*REQUIREMENT*. Extract every entry word for word.

*INFORMATION SUPPLIED*.

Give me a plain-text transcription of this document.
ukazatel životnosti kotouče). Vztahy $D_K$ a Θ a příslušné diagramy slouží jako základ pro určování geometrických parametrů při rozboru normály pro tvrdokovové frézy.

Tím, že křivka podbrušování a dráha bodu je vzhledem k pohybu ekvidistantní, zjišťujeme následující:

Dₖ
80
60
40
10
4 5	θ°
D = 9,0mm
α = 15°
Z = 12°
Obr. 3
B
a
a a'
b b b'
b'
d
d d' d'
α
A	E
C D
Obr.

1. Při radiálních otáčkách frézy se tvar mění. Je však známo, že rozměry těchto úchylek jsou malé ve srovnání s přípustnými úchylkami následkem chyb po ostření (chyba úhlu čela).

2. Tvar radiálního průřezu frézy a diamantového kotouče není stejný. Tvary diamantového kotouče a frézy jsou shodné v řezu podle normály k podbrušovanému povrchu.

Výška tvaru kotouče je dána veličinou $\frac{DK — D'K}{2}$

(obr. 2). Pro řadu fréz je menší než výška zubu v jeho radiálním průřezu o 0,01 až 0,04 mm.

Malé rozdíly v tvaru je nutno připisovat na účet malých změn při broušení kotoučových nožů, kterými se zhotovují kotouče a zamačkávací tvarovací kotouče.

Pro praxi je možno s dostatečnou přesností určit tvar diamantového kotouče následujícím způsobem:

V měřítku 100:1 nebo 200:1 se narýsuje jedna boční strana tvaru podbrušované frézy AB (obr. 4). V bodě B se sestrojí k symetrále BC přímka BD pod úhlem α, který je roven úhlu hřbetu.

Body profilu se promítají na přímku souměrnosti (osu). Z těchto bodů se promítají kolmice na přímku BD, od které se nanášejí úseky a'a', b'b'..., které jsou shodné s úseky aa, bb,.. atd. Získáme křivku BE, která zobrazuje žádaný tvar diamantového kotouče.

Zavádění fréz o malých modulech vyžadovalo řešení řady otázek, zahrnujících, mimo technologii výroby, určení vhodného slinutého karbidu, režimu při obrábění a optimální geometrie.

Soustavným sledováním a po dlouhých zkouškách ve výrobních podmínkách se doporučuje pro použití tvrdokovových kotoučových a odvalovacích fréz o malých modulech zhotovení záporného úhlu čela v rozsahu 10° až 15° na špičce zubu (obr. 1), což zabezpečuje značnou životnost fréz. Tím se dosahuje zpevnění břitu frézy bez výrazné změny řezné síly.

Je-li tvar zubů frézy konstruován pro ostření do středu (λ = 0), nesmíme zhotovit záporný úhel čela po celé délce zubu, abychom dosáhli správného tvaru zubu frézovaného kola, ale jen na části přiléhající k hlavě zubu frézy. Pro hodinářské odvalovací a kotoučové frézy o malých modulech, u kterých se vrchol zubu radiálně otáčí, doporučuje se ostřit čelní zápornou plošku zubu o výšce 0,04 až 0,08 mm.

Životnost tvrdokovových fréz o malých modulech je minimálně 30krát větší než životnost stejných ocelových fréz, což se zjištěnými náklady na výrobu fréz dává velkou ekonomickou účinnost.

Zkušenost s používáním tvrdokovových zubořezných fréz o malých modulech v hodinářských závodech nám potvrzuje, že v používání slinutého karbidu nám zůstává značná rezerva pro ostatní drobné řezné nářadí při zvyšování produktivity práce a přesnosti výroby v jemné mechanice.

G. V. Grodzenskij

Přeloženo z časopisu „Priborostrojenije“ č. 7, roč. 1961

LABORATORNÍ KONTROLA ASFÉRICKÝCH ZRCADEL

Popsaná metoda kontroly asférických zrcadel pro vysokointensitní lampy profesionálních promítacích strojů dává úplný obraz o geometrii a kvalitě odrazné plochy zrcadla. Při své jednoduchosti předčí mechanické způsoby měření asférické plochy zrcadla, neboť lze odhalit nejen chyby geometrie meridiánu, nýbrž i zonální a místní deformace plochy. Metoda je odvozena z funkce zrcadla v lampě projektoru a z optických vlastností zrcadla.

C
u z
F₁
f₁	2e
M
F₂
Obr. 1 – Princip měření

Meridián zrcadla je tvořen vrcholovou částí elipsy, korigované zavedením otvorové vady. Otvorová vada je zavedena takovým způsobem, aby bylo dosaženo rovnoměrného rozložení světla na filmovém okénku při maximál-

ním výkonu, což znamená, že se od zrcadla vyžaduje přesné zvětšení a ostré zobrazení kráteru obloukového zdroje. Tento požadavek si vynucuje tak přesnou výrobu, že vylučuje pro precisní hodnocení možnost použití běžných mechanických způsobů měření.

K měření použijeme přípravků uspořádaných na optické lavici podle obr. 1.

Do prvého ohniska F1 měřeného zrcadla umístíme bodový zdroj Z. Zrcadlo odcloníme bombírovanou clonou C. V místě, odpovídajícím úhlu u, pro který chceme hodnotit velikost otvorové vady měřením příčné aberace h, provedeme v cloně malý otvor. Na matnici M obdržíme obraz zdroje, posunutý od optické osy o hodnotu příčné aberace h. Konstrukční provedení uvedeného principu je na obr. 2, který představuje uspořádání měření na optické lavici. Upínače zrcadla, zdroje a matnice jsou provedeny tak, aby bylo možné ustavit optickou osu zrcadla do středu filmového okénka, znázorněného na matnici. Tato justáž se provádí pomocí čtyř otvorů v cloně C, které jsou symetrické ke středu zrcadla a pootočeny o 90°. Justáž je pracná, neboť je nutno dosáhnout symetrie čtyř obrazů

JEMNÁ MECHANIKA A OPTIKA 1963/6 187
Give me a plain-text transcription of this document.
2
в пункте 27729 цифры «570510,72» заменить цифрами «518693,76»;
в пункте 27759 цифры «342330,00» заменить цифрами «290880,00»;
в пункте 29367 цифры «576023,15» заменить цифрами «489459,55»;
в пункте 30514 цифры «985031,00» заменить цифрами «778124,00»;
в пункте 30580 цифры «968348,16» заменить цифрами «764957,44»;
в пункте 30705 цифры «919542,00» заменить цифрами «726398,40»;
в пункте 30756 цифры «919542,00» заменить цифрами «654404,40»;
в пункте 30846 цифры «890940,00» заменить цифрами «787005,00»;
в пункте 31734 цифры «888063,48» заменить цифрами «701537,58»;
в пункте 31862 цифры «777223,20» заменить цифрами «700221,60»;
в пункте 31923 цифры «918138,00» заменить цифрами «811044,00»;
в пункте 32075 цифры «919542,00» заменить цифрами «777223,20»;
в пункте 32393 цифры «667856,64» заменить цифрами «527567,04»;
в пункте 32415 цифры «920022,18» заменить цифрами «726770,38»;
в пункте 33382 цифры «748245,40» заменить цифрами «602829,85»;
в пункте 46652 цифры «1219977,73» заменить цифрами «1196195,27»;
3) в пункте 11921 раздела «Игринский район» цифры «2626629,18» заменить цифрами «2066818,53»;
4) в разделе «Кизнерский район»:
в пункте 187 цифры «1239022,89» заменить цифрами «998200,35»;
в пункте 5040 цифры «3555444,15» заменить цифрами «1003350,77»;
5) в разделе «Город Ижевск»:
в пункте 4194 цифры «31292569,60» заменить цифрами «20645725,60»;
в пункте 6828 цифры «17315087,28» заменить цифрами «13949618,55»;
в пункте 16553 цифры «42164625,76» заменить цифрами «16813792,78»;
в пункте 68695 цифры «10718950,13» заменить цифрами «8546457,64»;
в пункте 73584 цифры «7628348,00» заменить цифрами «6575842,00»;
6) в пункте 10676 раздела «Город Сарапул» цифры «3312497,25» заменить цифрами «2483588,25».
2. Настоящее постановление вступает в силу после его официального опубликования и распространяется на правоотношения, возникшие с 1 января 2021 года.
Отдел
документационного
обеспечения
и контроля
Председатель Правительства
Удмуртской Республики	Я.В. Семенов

*RESPONSE TO THE TASK*.
Give me a plain-text transcription of this document.
ukazatel životnosti kotouče). Vztahy $D_K$ a Θ a příslušné diagramy slouží jako základ pro určování geometrických parametrů při rozboru normály pro tvrdokovové frézy.

Tím, že křivka podbrušování a dráha bodu je vzhledem k pohybu ekvidistantní, zjišťujeme následující:

Dₖ
80
60
40
10
4 5	θ°
D = 9,0mm
α = 15°
Z = 12°
Obr. 3
B
a
a a'
b b b'
b'
d
d d' d'
α
A	E
C D
Obr.

1. Při radiálních otáčkách frézy se tvar mění. Je však známo, že rozměry těchto úchylek jsou malé ve srovnání s přípustnými úchylkami následkem chyb po ostření (chyba úhlu čela).

2. Tvar radiálního průřezu frézy a diamantového kotouče není stejný. Tvary diamantového kotouče a frézy jsou shodné v řezu podle normály k podbrušovanému povrchu.

Výška tvaru kotouče je dána veličinou $\frac{DK — D'K}{2}$

(obr. 2). Pro řadu fréz je menší než výška zubu v jeho radiálním průřezu o 0,01 až 0,04 mm.

Malé rozdíly v tvaru je nutno připisovat na účet malých změn při broušení kotoučových nožů, kterými se zhotovují kotouče a zamačkávací tvarovací kotouče.

Pro praxi je možno s dostatečnou přesností určit tvar diamantového kotouče následujícím způsobem:

V měřítku 100:1 nebo 200:1 se narýsuje jedna boční strana tvaru podbrušované frézy AB (obr. 4). V bodě B se sestrojí k symetrále BC přímka BD pod úhlem α, který je roven úhlu hřbetu.

Body profilu se promítají na přímku souměrnosti (osu). Z těchto bodů se promítají kolmice na přímku BD, od které se nanášejí úseky a'a', b'b'..., které jsou shodné s úseky aa, bb,.. atd. Získáme křivku BE, která zobrazuje žádaný tvar diamantového kotouče.

Zavádění fréz o malých modulech vyžadovalo řešení řady otázek, zahrnujících, mimo technologii výroby, určení vhodného slinutého karbidu, režimu při obrábění a optimální geometrie.

Soustavným sledováním a po dlouhých zkouškách ve výrobních podmínkách se doporučuje pro použití tvrdokovových kotoučových a odvalovacích fréz o malých modulech zhotovení záporného úhlu čela v rozsahu 10° až 15° na špičce zubu (obr. 1), což zabezpečuje značnou životnost fréz. Tím se dosahuje zpevnění břitu frézy bez výrazné změny řezné síly.

Je-li tvar zubů frézy konstruován pro ostření do středu (λ = 0), nesmíme zhotovit záporný úhel čela po celé délce zubu, abychom dosáhli správného tvaru zubu frézovaného kola, ale jen na části přiléhající k hlavě zubu frézy. Pro hodinářské odvalovací a kotoučové frézy o malých modulech, u kterých se vrchol zubu radiálně otáčí, doporučuje se ostřit čelní zápornou plošku zubu o výšce 0,04 až 0,08 mm.

Životnost tvrdokovových fréz o malých modulech je minimálně 30krát větší než životnost stejných ocelových fréz, což se zjištěnými náklady na výrobu fréz dává velkou ekonomickou účinnost.

Zkušenost s používáním tvrdokovových zubořezných fréz o malých modulech v hodinářských závodech nám potvrzuje, že v používání slinutého karbidu nám zůstává značná rezerva pro ostatní drobné řezné nářadí při zvyšování produktivity práce a přesnosti výroby v jemné mechanice.

G. V. Grodzenskij

Přeloženo z časopisu „Priborostrojenije“ č. 7, roč. 1961

LABORATORNÍ KONTROLA ASFÉRICKÝCH ZRCADEL

Popsaná metoda kontroly asférických zrcadel pro vysokointensitní lampy profesionálních promítacích strojů dává úplný obraz o geometrii a kvalitě odrazné plochy zrcadla. Při své jednoduchosti předčí mechanické způsoby měření asférické plochy zrcadla, neboť lze odhalit nejen chyby geometrie meridiánu, nýbrž i zonální a místní deformace plochy. Metoda je odvozena z funkce zrcadla v lampě projektoru a z optických vlastností zrcadla.

C
u z
F₁
f₁	2e
M
F₂
Obr. 1 – Princip měření

Meridián zrcadla je tvořen vrcholovou částí elipsy, korigované zavedením otvorové vady. Otvorová vada je zavedena takovým způsobem, aby bylo dosaženo rovnoměrného rozložení světla na filmovém okénku při maximál-

ním výkonu, což znamená, že se od zrcadla vyžaduje přesné zvětšení a ostré zobrazení kráteru obloukového zdroje. Tento požadavek si vynucuje tak přesnou výrobu, že vylučuje pro precisní hodnocení možnost použití běžných mechanických způsobů měření.

K měření použijeme přípravků uspořádaných na optické lavici podle obr. 1.

Do prvého ohniska F1 měřeného zrcadla umístíme bodový zdroj Z. Zrcadlo odcloníme bombírovanou clonou C. V místě, odpovídajícím úhlu u, pro který chceme hodnotit velikost otvorové vady měřením příčné aberace h, provedeme v cloně malý otvor. Na matnici M obdržíme obraz zdroje, posunutý od optické osy o hodnotu příčné aberace h. Konstrukční provedení uvedeného principu je na obr. 2, který představuje uspořádání měření na optické lavici. Upínače zrcadla, zdroje a matnice jsou provedeny tak, aby bylo možné ustavit optickou osu zrcadla do středu filmového okénka, znázorněného na matnici. Tato justáž se provádí pomocí čtyř otvorů v cloně C, které jsou symetrické ke středu zrcadla a pootočeny o 90°. Justáž je pracná, neboť je nutno dosáhnout symetrie čtyř obrazů

JEMNÁ MECHANIKA A OPTIKA 1963/6 187
Give me a plain-text transcription of this document.
2
в пункте 27729 цифры «570510,72» заменить цифрами «518693,76»;
в пункте 27759 цифры «342330,00» заменить цифрами «290880,00»;
в пункте 29367 цифры «576023,15» заменить цифрами «489459,55»;
в пункте 30514 цифры «985031,00» заменить цифрами «778124,00»;
в пункте 30580 цифры «968348,16» заменить цифрами «764957,44»;
в пункте 30705 цифры «919542,00» заменить цифрами «726398,40»;
в пункте 30756 цифры «919542,00» заменить цифрами «654404,40»;
в пункте 30846 цифры «890940,00» заменить цифрами «787005,00»;
в пункте 31734 цифры «888063,48» заменить цифрами «701537,58»;
в пункте 31862 цифры «777223,20» заменить цифрами «700221,60»;
в пункте 31923 цифры «918138,00» заменить цифрами «811044,00»;
в пункте 32075 цифры «919542,00» заменить цифрами «777223,20»;
в пункте 32393 цифры «667856,64» заменить цифрами «527567,04»;
в пункте 32415 цифры «920022,18» заменить цифрами «726770,38»;
в пункте 33382 цифры «748245,40» заменить цифрами «602829,85»;
в пункте 46652 цифры «1219977,73» заменить цифрами «1196195,27»;
3) в пункте 11921 раздела «Игринский район» цифры «2626629,18» заменить цифрами «2066818,53»;
4) в разделе «Кизнерский район»:
в пункте 187 цифры «1239022,89» заменить цифрами «998200,35»;
в пункте 5040 цифры «3555444,15» заменить цифрами «1003350,77»;
5) в разделе «Город Ижевск»:
в пункте 4194 цифры «31292569,60» заменить цифрами «20645725,60»;
в пункте 6828 цифры «17315087,28» заменить цифрами «13949618,55»;
в пункте 16553 цифры «42164625,76» заменить цифрами «16813792,78»;
в пункте 68695 цифры «10718950,13» заменить цифрами «8546457,64»;
в пункте 73584 цифры «7628348,00» заменить цифрами «6575842,00»;
6) в пункте 10676 раздела «Город Сарапул» цифры «3312497,25» заменить цифрами «2483588,25».
2. Настоящее постановление вступает в силу после его официального опубликования и распространяется на правоотношения, возникшие с 1 января 2021 года.
Отдел
документационного
обеспечения
и контроля
Председатель Правительства
Удмуртской Республики	Я.В. Семенов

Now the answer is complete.